# PAGE EXTRACT
————————

Henrik Åström (born 11 January 1980) is a Swedish composer and music producer. He is the son of the Swedish archaeologist Paul Åström and owner of the record label and publishing company A-Stream Productions since 2002.

Film, television and theatre

Åström has written music for many feature films, such as the dramas Child of Grace and Cowboys and Indians by the award-winning director Ian McCrudden, Scammerhead by writer/director Dan Zukovic and Internment by writer/director Kast Hasa. One of his first film scores was for the drama Jake and Jasper – A Ferret Tale that was awarded with a 2012 Remi Award at the Worldfest-Houston International Film Festival. He has also composed the original score for two seasons of the Science Channel documentary series Secrets of the Viking Stone', directed by Peter Stormare.

In addition to his work in film and TV, Åström has written and performed experimental music for the Butoh dancer and choreographer Frauke. He composed the music and created the sound design for her theatre work Ama-No-Gawa that was performed at the National Arts Festival in Grahamstown, South Africa, in 2010, and the solo dance performance Endangered that was performed at Atalante in Gothenburg in 2012. He also composed music for the dance festival Dance Bistro that was performed in Long Beach, California, in 2013.

Studio

Åström was the owner of the recording studio A-Stream Studio at Sankt Eriksplan in Stockholm, Sweden, between 2002 and 2012. At this studio location he worked with artists such as Miss Li, Oh Laura, Erik Grönwall, Titiyo, Thomas Denver Jonsson, Annis Brander and Zooparty. Zooparty was co-produced by the former Sex Pistols member Glen Matlock.

Filmography

 Ariel Phenomenon (2022) - composer
 The American Runestone (2020) - composer
 Mango Bajito (2019) - composer
 Internment (2018) - composer
 Hope (2017) - composer
 Holding the Wire (2016) - composer
 Riddle Room (2016) - composer
 Dude, Where's My Ferret? (2015) - composer **VISFF Goldie Award Winner**
 Migration (2015) - composer
 Make Your Mark (2014) - composer
 Santa's Little Ferrets (2014) - composer
 Child of Grace (2014) - composer
 Scammerhead (2014) - composer
 My Deja Vu (2014) - composer
 Eyes Upon Waking (2014) - composer
 The Stray (2013) - composer
 The Magic Ferret (2013) - composer
 The Last Goodbye (2013) - composer
 Cowboys and Indians (2013) - composer
 The Beginning (2013) - composer
 The Gelephant (2013) - composer
 Captain Blackout (2013) - composer
 Larry Brought Lemon (2012) - composer
 Mango Bajito (2012) - composer
 Chameleon (2012) - composer
 Jake and Jasper: A Ferret Tale (2011) - composer
 Alice Wants Dessert (2011) - composer

Selected discography

 The American Runestone (Music from the Original TV Series) (2020)

————————

# STORED DATA
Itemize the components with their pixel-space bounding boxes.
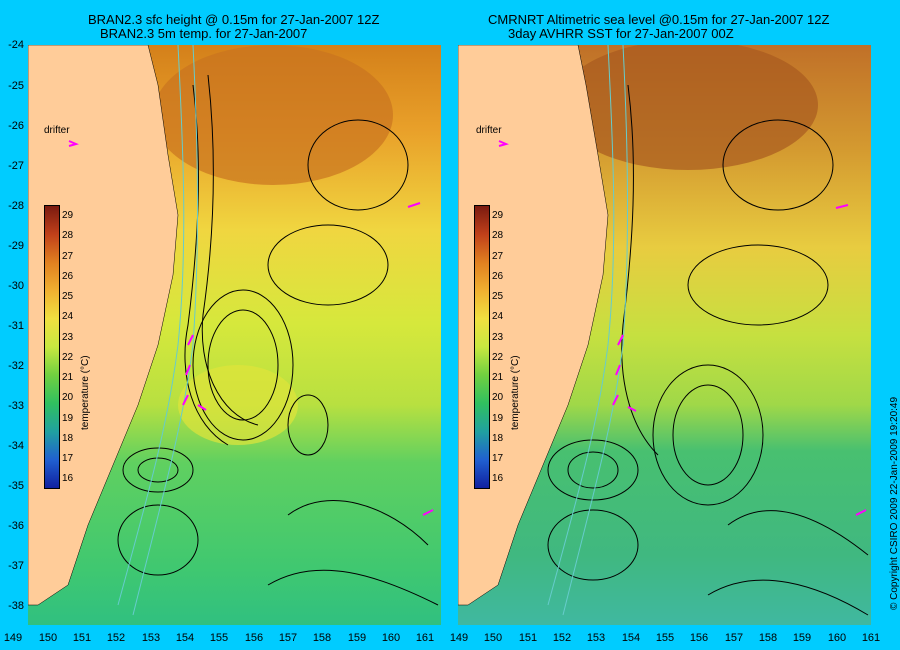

————————

# EXERCISE AIM
Transcribe the article on Henrik Åström, beginning at the words "Henrik Åström (born" and stopping after "Productions since 2002.". The listing stands apart from the article on Henrik Åström and bears no relation to it.

# CORRECT ANSWER
Henrik Åström (born 11 January 1980) is a Swedish composer and music producer. He is the son of the Swedish archaeologist Paul Åström and owner of the record label and publishing company A-Stream Productions since 2002.